### What to produce
State the number of lines that contain "respuestas", with no other text.
[BEGIN]
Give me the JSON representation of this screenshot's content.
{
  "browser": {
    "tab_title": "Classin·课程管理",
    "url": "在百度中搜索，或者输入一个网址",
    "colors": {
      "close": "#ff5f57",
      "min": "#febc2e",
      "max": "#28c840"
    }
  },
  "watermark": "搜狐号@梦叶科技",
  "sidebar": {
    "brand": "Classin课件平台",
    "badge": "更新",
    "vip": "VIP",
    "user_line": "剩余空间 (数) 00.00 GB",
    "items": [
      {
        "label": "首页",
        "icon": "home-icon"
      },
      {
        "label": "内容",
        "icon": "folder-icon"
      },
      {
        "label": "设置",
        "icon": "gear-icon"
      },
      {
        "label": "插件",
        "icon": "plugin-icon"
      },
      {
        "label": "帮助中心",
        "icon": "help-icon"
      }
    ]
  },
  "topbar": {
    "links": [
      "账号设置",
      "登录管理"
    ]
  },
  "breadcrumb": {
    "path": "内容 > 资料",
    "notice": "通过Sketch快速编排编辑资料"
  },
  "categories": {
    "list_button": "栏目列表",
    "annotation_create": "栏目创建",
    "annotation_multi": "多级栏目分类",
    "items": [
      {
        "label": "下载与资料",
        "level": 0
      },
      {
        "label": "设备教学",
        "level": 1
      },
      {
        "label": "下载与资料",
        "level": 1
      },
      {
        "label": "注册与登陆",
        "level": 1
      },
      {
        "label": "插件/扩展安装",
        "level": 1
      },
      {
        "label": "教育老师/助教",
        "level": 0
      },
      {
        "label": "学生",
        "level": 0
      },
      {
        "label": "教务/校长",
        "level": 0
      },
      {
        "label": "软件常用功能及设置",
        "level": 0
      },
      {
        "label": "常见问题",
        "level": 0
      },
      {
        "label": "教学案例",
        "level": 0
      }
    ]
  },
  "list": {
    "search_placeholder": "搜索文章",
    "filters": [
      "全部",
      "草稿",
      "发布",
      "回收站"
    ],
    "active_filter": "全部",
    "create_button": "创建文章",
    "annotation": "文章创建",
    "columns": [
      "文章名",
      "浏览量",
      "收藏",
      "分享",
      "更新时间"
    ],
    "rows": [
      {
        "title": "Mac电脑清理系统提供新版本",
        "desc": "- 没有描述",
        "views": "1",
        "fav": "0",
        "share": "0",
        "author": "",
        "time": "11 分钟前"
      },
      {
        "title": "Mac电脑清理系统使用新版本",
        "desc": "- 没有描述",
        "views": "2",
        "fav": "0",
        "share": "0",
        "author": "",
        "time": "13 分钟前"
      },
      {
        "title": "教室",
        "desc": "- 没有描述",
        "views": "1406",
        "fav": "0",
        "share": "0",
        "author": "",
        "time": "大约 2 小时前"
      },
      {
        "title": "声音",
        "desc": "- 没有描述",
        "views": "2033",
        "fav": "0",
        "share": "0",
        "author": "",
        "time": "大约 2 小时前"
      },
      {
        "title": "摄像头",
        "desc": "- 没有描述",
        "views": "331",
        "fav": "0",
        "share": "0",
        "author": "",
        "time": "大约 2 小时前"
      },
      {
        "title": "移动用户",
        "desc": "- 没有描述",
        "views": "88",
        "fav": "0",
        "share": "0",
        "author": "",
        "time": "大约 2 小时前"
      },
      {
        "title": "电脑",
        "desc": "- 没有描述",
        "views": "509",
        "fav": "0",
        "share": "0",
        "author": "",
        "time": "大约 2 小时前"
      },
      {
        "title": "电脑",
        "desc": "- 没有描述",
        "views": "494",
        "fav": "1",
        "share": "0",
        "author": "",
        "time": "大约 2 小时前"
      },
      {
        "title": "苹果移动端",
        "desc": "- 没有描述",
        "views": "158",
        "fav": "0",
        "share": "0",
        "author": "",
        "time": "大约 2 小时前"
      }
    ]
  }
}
[END]
[BEGIN]
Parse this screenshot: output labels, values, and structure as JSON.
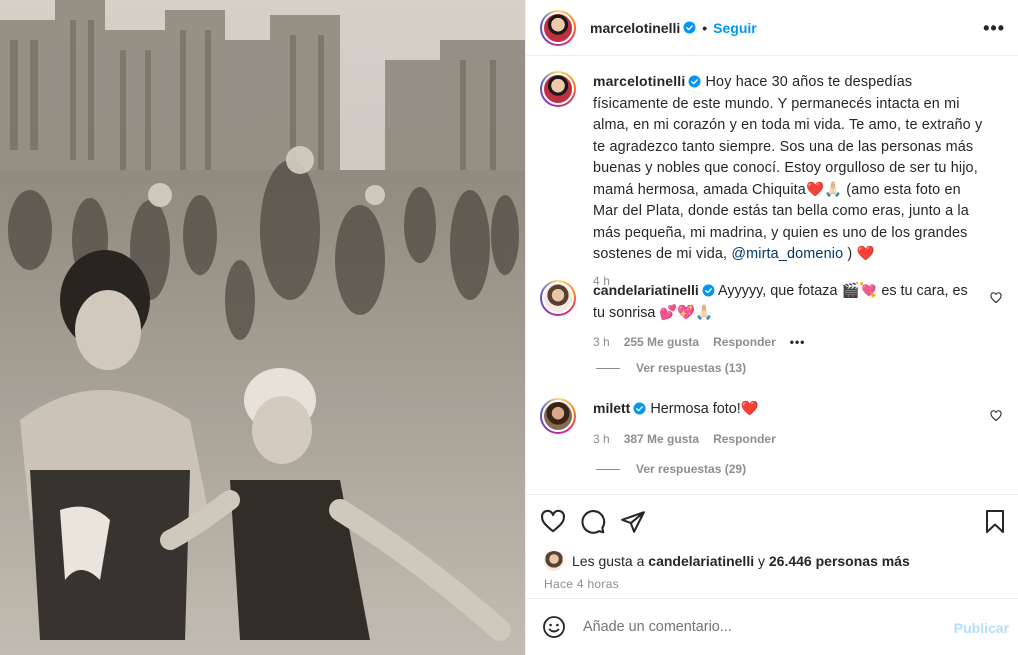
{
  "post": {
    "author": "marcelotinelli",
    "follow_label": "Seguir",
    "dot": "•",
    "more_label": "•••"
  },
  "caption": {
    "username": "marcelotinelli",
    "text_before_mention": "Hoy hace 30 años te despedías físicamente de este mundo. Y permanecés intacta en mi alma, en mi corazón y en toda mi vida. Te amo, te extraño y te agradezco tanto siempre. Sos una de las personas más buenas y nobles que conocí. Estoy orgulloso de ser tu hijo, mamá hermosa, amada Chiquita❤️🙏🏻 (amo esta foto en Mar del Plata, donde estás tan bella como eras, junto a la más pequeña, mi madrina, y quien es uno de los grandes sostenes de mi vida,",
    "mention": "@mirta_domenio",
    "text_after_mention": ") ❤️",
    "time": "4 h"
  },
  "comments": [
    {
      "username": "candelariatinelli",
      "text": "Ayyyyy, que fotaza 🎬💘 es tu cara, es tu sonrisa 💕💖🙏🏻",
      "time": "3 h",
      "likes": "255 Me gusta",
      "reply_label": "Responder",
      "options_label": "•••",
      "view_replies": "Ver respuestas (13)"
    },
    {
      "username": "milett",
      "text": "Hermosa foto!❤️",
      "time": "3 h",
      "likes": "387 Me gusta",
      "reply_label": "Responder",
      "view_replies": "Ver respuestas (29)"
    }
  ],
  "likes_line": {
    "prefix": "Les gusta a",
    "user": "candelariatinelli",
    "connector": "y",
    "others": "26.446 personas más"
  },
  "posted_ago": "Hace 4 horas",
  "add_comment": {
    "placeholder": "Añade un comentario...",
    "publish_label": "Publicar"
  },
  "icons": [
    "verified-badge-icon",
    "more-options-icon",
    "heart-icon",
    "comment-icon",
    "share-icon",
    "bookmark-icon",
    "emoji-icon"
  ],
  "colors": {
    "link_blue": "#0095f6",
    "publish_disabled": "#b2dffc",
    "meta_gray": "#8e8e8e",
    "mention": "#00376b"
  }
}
[END]
### Solution for this task
2